- [EXCERPTED TEXT]:
Us unlettered illiterates, and at times unwashed, called our paper, The Ontario Daily "Distort." but softly and just when bending elbows over at Jake's Grill. I composed under daily deadlines listening to the clackity clack of the lino types in the background.
I was a general assignment reporter primarily covering the police beat as well as photo features for the Sunday paper and specialized in covering the minority communities in the Pomona Valley.
I went on to work for a Fontana paper which published six days a week. There I covered school, city and county government as well as police and prisons. I handled all darkroom duties as well as photography in which I compiled my own file of photos those with a queasy stomach would be well advised to ignore.
I was soon promoted to Sports Editor in addition to my other beats. I enlisted the aid of a local police officer who delivered box scores like the pros. I wrote and photographed high school football, basketball track and baseball. There were no such critter as a "soccer mom" back then.
I covered three cities and three counties and wrote stories about the big races at Ontario International Race Way as well as Riverside International and if space required did features like a photo spread on the 1st and only Nude Rodeo.
I briefly worked as managing editor of a small weekly in Colton, CA where aside from helping my one and only reporter choose what kind of pipe she should smoke, I edited a ad rag for Bull Head City, AZ, I
I published a monthly rock magazine with the help of young vigorous friends. My wife who used what then was the most advanced word processor, an IBM compositor, was my back shop and we quit when Guy, the most important one, left his job at the printing plant where he ran the press for us after hours.
I worked for The Bakersfield Californian where I covered eastern Kern County and wrote a column on country music but this was before Buck and Merle feuded their way out of "Nashville West."

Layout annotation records
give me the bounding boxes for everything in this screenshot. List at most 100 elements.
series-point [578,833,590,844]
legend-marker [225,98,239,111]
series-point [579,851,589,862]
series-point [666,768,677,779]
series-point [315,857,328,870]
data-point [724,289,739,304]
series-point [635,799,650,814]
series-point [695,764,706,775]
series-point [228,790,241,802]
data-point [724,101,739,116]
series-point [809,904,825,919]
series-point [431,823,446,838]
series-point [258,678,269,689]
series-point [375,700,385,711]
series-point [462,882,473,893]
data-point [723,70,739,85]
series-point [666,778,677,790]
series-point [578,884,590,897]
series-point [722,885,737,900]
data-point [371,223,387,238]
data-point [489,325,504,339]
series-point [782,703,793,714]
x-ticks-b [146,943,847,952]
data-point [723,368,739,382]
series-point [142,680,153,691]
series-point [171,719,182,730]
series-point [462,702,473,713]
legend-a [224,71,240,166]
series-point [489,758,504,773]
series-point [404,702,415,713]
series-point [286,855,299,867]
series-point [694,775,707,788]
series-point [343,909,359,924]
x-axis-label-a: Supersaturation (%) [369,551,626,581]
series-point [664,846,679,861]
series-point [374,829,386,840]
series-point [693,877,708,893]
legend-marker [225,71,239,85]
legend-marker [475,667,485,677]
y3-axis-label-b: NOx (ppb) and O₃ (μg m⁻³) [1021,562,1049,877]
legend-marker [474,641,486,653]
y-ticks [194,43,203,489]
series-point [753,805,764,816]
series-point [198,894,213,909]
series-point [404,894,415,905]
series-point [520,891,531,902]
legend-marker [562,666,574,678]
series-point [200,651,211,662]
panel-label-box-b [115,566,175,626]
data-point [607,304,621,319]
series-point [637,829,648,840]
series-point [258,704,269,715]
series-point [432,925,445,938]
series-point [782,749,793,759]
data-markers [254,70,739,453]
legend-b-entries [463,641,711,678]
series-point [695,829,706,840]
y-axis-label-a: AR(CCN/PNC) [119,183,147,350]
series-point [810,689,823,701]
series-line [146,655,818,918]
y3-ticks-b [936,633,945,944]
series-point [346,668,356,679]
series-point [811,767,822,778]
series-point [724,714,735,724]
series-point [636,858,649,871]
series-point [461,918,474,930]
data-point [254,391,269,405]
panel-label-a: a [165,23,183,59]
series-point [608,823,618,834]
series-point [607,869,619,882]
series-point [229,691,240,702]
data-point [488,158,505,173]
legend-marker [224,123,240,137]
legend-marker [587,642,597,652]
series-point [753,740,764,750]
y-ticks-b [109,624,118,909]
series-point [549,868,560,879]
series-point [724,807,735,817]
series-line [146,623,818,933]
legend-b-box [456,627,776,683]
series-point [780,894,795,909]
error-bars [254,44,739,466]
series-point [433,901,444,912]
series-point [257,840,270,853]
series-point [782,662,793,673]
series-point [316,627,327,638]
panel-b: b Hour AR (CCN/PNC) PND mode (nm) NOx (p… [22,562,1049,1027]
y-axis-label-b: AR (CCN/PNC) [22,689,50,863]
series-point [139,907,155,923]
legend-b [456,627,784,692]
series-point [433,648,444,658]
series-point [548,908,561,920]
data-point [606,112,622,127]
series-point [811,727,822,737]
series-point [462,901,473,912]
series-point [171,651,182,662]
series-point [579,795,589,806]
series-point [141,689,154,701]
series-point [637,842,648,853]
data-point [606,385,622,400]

- [EXERCISE DETAILS]:
Retype the excerpt about newspaper reporting word for word, from start to end. None of these lines are needed for the work.

- [WRITTEN ANSWER]:
Us unlettered illiterates, and at times unwashed, called our paper, The Ontario Daily "Distort." but softly and just when bending elbows over at Jake's Grill. I composed under daily deadlines listening to the clackity clack of the lino types in the background.
I was a general assignment reporter primarily covering the police beat as well as photo features for the Sunday paper and specialized in covering the minority communities in the Pomona Valley.
I went on to work for a Fontana paper which published six days a week. There I covered school, city and county government as well as police and prisons. I handled all darkroom duties as well as photography in which I compiled my own file of photos those with a queasy stomach would be well advised to ignore.
I was soon promoted to Sports Editor in addition to my other beats. I enlisted the aid of a local police officer who delivered box scores like the pros. I wrote and photographed high school football, basketball track and baseball. There were no such critter as a "soccer mom" back then.
I covered three cities and three counties and wrote stories about the big races at Ontario International Race Way as well as Riverside International and if space required did features like a photo spread on the 1st and only Nude Rodeo.
I briefly worked as managing editor of a small weekly in Colton, CA where aside from helping my one and only reporter choose what kind of pipe she should smoke, I edited a ad rag for Bull Head City, AZ, I
I published a monthly rock magazine with the help of young vigorous friends. My wife who used what then was the most advanced word processor, an IBM compositor, was my back shop and we quit when Guy, the most important one, left his job at the printing plant where he ran the press for us after hours.
I worked for The Bakersfield Californian where I covered eastern Kern County and wrote a column on country music but this was before Buck and Merle feuded their way out of "Nashville West."